[Figure collection entries]
— BEGIN —
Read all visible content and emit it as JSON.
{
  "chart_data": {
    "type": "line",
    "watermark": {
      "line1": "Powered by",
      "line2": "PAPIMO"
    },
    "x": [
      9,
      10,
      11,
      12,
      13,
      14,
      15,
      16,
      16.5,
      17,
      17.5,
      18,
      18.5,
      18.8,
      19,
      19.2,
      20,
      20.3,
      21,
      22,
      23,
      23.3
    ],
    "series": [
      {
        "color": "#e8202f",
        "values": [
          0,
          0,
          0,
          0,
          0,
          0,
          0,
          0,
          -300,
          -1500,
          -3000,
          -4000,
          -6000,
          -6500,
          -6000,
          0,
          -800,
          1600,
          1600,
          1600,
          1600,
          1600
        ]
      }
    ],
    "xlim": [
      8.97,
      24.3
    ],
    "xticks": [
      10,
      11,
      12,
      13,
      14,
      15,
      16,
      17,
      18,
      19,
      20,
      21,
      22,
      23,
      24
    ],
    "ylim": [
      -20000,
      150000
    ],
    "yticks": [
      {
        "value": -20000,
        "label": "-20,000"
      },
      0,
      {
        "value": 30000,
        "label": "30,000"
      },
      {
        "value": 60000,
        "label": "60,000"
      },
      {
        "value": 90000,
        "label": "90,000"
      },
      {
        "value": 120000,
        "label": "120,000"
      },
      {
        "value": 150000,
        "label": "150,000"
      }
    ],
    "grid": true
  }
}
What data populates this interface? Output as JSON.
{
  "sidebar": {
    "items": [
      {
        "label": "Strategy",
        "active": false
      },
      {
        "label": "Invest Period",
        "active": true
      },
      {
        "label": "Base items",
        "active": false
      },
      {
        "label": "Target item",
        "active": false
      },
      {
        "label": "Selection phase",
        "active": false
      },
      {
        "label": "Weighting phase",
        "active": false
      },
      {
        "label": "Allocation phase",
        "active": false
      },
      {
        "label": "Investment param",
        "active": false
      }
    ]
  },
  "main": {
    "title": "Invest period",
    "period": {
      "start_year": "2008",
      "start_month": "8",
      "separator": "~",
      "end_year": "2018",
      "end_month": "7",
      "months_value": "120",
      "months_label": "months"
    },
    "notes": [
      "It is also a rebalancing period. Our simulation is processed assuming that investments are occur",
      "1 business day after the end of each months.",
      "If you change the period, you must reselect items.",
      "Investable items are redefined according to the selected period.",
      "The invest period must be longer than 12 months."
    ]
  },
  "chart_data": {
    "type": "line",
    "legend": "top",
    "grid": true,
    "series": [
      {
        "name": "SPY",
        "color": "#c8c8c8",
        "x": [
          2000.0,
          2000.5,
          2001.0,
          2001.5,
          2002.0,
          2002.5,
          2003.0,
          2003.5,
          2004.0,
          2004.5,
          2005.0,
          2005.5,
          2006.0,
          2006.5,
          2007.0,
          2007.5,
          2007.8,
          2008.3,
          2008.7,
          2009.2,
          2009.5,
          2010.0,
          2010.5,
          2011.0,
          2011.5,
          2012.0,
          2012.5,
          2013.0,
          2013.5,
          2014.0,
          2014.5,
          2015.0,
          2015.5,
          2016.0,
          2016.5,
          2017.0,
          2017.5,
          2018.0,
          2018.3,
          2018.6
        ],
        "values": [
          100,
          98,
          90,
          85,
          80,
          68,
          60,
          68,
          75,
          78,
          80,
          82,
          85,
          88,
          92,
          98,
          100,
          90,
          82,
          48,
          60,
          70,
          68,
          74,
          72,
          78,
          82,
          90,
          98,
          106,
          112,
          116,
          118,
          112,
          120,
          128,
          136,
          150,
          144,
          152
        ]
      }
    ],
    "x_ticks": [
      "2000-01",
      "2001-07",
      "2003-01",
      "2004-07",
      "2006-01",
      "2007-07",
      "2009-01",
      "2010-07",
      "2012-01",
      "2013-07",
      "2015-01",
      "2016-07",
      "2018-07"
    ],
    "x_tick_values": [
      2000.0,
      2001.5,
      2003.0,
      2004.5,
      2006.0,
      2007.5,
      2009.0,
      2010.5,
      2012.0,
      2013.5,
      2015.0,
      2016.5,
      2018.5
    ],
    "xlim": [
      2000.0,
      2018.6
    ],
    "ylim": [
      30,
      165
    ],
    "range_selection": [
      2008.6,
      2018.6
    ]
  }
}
— END —
● **PROMPT**
Your task is to quote the listing above word for word.

● **WRITTEN REPLY**
Read all visible content and emit it as JSON.
{
  "chart_data": {
    "type": "line",
    "watermark": {
      "line1": "Powered by",
      "line2": "PAPIMO"
    },
    "x": [
      9,
      10,
      11,
      12,
      13,
      14,
      15,
      16,
      16.5,
      17,
      17.5,
      18,
      18.5,
      18.8,
      19,
      19.2,
      20,
      20.3,
      21,
      22,
      23,
      23.3
    ],
    "series": [
      {
        "color": "#e8202f",
        "values": [
          0,
          0,
          0,
          0,
          0,
          0,
          0,
          0,
          -300,
          -1500,
          -3000,
          -4000,
          -6000,
          -6500,
          -6000,
          0,
          -800,
          1600,
          1600,
          1600,
          1600,
          1600
        ]
      }
    ],
    "xlim": [
      8.97,
      24.3
    ],
    "xticks": [
      10,
      11,
      12,
      13,
      14,
      15,
      16,
      17,
      18,
      19,
      20,
      21,
      22,
      23,
      24
    ],
    "ylim": [
      -20000,
      150000
    ],
    "yticks": [
      {
        "value": -20000,
        "label": "-20,000"
      },
      0,
      {
        "value": 30000,
        "label": "30,000"
      },
      {
        "value": 60000,
        "label": "60,000"
      },
      {
        "value": 90000,
        "label": "90,000"
      },
      {
        "value": 120000,
        "label": "120,000"
      },
      {
        "value": 150000,
        "label": "150,000"
      }
    ],
    "grid": true
  }
}
What data populates this interface? Output as JSON.
{
  "sidebar": {
    "items": [
      {
        "label": "Strategy",
        "active": false
      },
      {
        "label": "Invest Period",
        "active": true
      },
      {
        "label": "Base items",
        "active": false
      },
      {
        "label": "Target item",
        "active": false
      },
      {
        "label": "Selection phase",
        "active": false
      },
      {
        "label": "Weighting phase",
        "active": false
      },
      {
        "label": "Allocation phase",
        "active": false
      },
      {
        "label": "Investment param",
        "active": false
      }
    ]
  },
  "main": {
    "title": "Invest period",
    "period": {
      "start_year": "2008",
      "start_month": "8",
      "separator": "~",
      "end_year": "2018",
      "end_month": "7",
      "months_value": "120",
      "months_label": "months"
    },
    "notes": [
      "It is also a rebalancing period. Our simulation is processed assuming that investments are occur",
      "1 business day after the end of each months.",
      "If you change the period, you must reselect items.",
      "Investable items are redefined according to the selected period.",
      "The invest period must be longer than 12 months."
    ]
  },
  "chart_data": {
    "type": "line",
    "legend": "top",
    "grid": true,
    "series": [
      {
        "name": "SPY",
        "color": "#c8c8c8",
        "x": [
          2000.0,
          2000.5,
          2001.0,
          2001.5,
          2002.0,
          2002.5,
          2003.0,
          2003.5,
          2004.0,
          2004.5,
          2005.0,
          2005.5,
          2006.0,
          2006.5,
          2007.0,
          2007.5,
          2007.8,
          2008.3,
          2008.7,
          2009.2,
          2009.5,
          2010.0,
          2010.5,
          2011.0,
          2011.5,
          2012.0,
          2012.5,
          2013.0,
          2013.5,
          2014.0,
          2014.5,
          2015.0,
          2015.5,
          2016.0,
          2016.5,
          2017.0,
          2017.5,
          2018.0,
          2018.3,
          2018.6
        ],
        "values": [
          100,
          98,
          90,
          85,
          80,
          68,
          60,
          68,
          75,
          78,
          80,
          82,
          85,
          88,
          92,
          98,
          100,
          90,
          82,
          48,
          60,
          70,
          68,
          74,
          72,
          78,
          82,
          90,
          98,
          106,
          112,
          116,
          118,
          112,
          120,
          128,
          136,
          150,
          144,
          152
        ]
      }
    ],
    "x_ticks": [
      "2000-01",
      "2001-07",
      "2003-01",
      "2004-07",
      "2006-01",
      "2007-07",
      "2009-01",
      "2010-07",
      "2012-01",
      "2013-07",
      "2015-01",
      "2016-07",
      "2018-07"
    ],
    "x_tick_values": [
      2000.0,
      2001.5,
      2003.0,
      2004.5,
      2006.0,
      2007.5,
      2009.0,
      2010.5,
      2012.0,
      2013.5,
      2015.0,
      2016.5,
      2018.5
    ],
    "xlim": [
      2000.0,
      2018.6
    ],
    "ylim": [
      30,
      165
    ],
    "range_selection": [
      2008.6,
      2018.6
    ]
  }
}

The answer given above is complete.